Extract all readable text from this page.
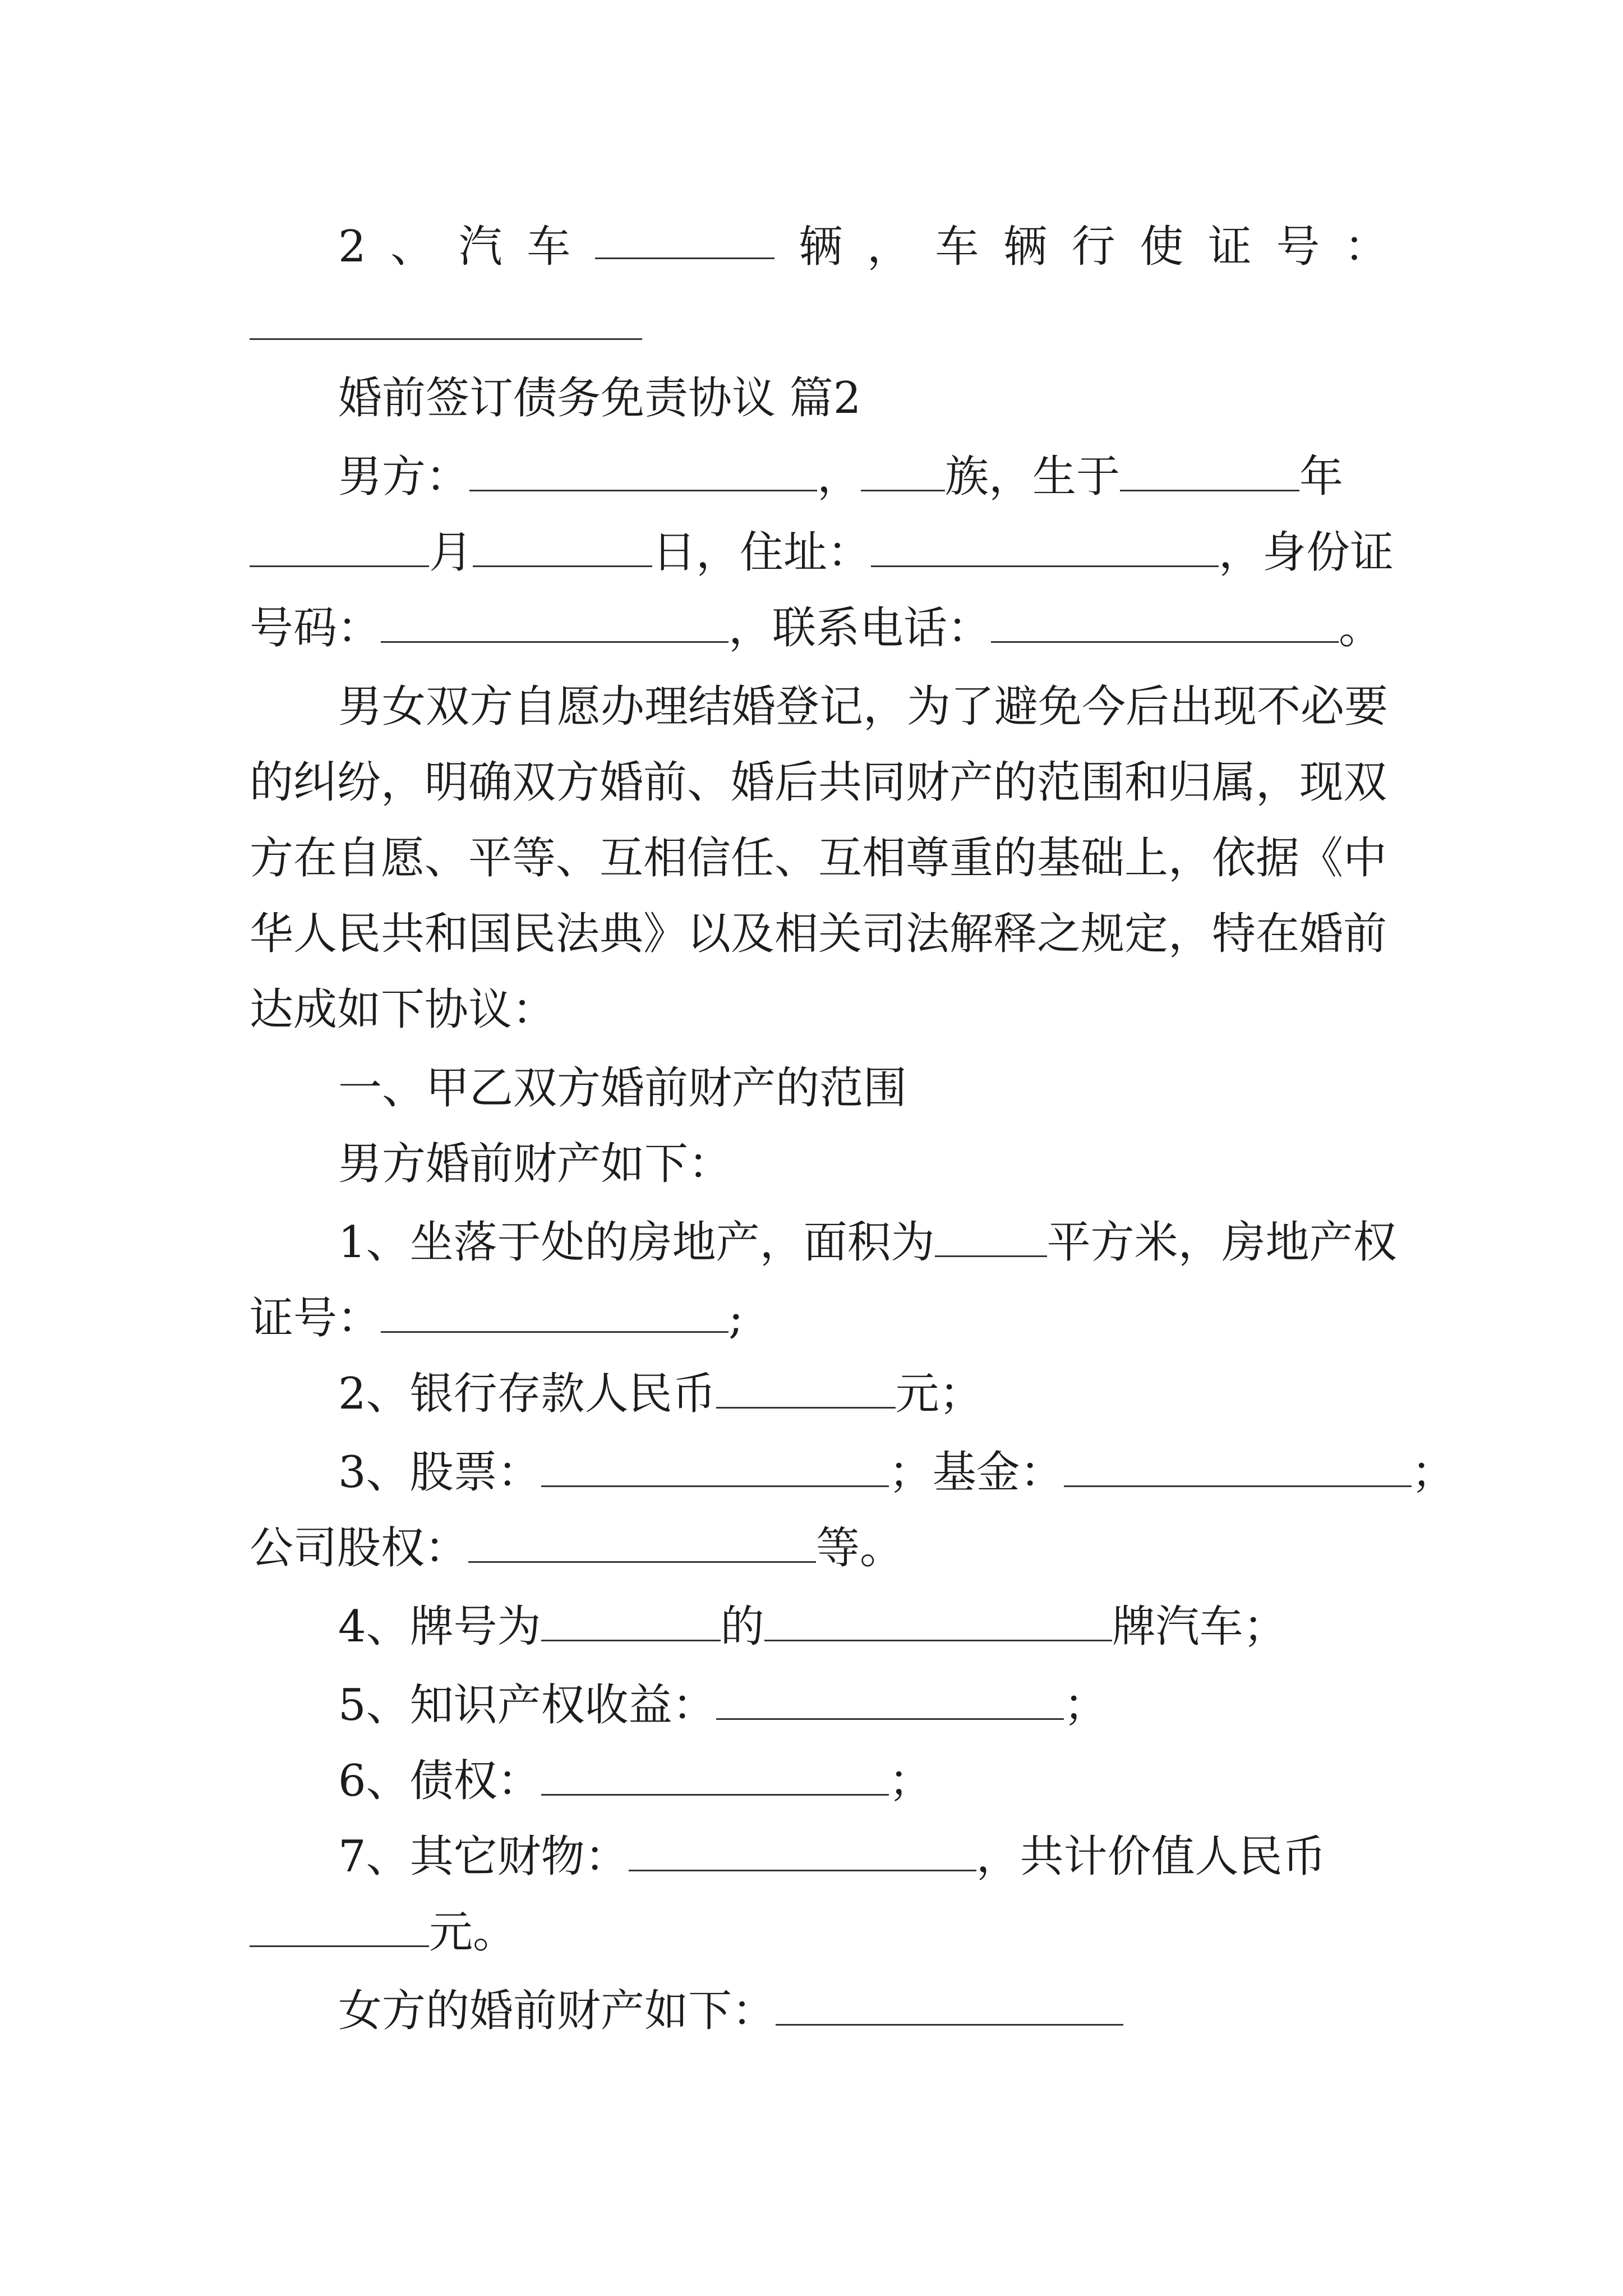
2 、 汽 车	辆 ， 车 辆 行 使 证 号 ：
婚前签订债务免责协议 篇2
男方：	， 族，生于	年
月	日，住址：	，身份证
号码：	，联系电话：	。
男女双方自愿办理结婚登记，为了避免今后出现不必要
的纠纷，明确双方婚前、婚后共同财产的范围和归属，现双
方在自愿、平等、互相信任、互相尊重的基础上，依据《中
华人民共和国民法典》以及相关司法解释之规定，特在婚前
达成如下协议：
一、甲乙双方婚前财产的范围
男方婚前财产如下：
1、坐落于处的房地产，面积为	平方米，房地产权
证号：	;
2、银行存款人民币	元；
3、股票：	；基金：	；
公司股权：	等。
4、牌号为	的	牌汽车；
5、知识产权收益：	；
6、债权：	；
7、其它财物：	，共计价值人民币
元。
女方的婚前财产如下：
┄┄┄┄┄┄
[WHAT YOU NEED TO DO] Images in the records should not be copied. Repeat all the rest exactly.

[SOLUTION TO THIS TASK]
Extract all readable text from this page.
2 、 汽 车	辆 ， 车 辆 行 使 证 号 ：
婚前签订债务免责协议 篇2
男方：	， 族，生于	年
月	日，住址：	，身份证
号码：	，联系电话：	。
男女双方自愿办理结婚登记，为了避免今后出现不必要
的纠纷，明确双方婚前、婚后共同财产的范围和归属，现双
方在自愿、平等、互相信任、互相尊重的基础上，依据《中
华人民共和国民法典》以及相关司法解释之规定，特在婚前
达成如下协议：
一、甲乙双方婚前财产的范围
男方婚前财产如下：
1、坐落于处的房地产，面积为	平方米，房地产权
证号：	;
2、银行存款人民币	元；
3、股票：	；基金：	；
公司股权：	等。
4、牌号为	的	牌汽车；
5、知识产权收益：	；
6、债权：	；
7、其它财物：	，共计价值人民币
元。
女方的婚前财产如下：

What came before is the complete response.